**Job:** Write the listing below out again exactly, dropping the images.

=-=-=-=-=

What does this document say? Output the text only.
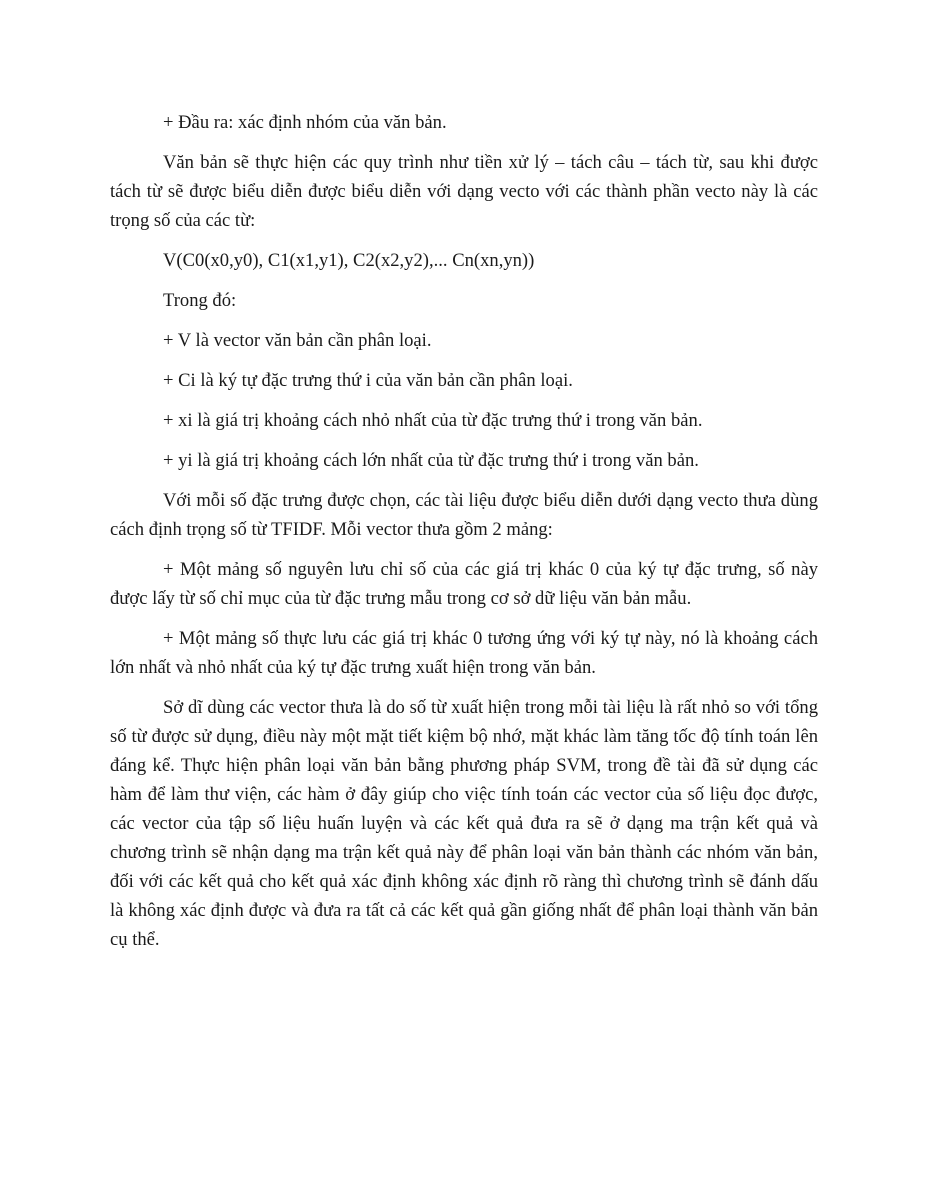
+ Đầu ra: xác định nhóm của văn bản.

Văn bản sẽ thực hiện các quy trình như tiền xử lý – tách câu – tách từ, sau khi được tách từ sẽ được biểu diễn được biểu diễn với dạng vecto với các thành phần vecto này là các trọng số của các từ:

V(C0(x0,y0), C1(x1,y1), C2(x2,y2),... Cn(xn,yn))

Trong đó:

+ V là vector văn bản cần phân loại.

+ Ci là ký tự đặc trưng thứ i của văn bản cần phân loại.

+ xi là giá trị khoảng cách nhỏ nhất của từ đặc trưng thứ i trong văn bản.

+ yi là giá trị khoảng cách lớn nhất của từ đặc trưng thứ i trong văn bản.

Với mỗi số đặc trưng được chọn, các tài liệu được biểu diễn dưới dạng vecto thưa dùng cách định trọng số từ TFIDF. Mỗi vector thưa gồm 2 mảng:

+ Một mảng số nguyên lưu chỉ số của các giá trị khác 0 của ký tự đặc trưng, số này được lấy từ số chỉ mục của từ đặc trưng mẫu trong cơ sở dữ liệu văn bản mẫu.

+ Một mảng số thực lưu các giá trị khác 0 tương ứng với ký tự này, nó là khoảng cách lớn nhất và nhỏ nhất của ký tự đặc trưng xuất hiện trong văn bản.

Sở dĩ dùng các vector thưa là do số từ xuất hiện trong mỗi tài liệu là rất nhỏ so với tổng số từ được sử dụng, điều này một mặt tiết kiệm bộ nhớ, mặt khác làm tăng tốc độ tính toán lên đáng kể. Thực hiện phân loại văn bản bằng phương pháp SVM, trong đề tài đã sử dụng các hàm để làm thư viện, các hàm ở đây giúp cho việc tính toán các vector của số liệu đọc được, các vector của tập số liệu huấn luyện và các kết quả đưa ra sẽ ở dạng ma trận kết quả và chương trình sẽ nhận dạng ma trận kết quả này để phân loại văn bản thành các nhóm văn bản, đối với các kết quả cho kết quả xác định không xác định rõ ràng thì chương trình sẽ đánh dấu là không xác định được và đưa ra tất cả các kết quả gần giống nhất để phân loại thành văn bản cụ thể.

=-=-=-=-=

**Solved exercise:**
What does this document say? Output the text only.
+ Đầu ra: xác định nhóm của văn bản.

Văn bản sẽ thực hiện các quy trình như tiền xử lý – tách câu – tách từ, sau khi được tách từ sẽ được biểu diễn được biểu diễn với dạng vecto với các thành phần vecto này là các trọng số của các từ:

V(C0(x0,y0), C1(x1,y1), C2(x2,y2),... Cn(xn,yn))

Trong đó:

+ V là vector văn bản cần phân loại.

+ Ci là ký tự đặc trưng thứ i của văn bản cần phân loại.

+ xi là giá trị khoảng cách nhỏ nhất của từ đặc trưng thứ i trong văn bản.

+ yi là giá trị khoảng cách lớn nhất của từ đặc trưng thứ i trong văn bản.

Với mỗi số đặc trưng được chọn, các tài liệu được biểu diễn dưới dạng vecto thưa dùng cách định trọng số từ TFIDF. Mỗi vector thưa gồm 2 mảng:

+ Một mảng số nguyên lưu chỉ số của các giá trị khác 0 của ký tự đặc trưng, số này được lấy từ số chỉ mục của từ đặc trưng mẫu trong cơ sở dữ liệu văn bản mẫu.

+ Một mảng số thực lưu các giá trị khác 0 tương ứng với ký tự này, nó là khoảng cách lớn nhất và nhỏ nhất của ký tự đặc trưng xuất hiện trong văn bản.

Sở dĩ dùng các vector thưa là do số từ xuất hiện trong mỗi tài liệu là rất nhỏ so với tổng số từ được sử dụng, điều này một mặt tiết kiệm bộ nhớ, mặt khác làm tăng tốc độ tính toán lên đáng kể. Thực hiện phân loại văn bản bằng phương pháp SVM, trong đề tài đã sử dụng các hàm để làm thư viện, các hàm ở đây giúp cho việc tính toán các vector của số liệu đọc được, các vector của tập số liệu huấn luyện và các kết quả đưa ra sẽ ở dạng ma trận kết quả và chương trình sẽ nhận dạng ma trận kết quả này để phân loại văn bản thành các nhóm văn bản, đối với các kết quả cho kết quả xác định không xác định rõ ràng thì chương trình sẽ đánh dấu là không xác định được và đưa ra tất cả các kết quả gần giống nhất để phân loại thành văn bản cụ thể.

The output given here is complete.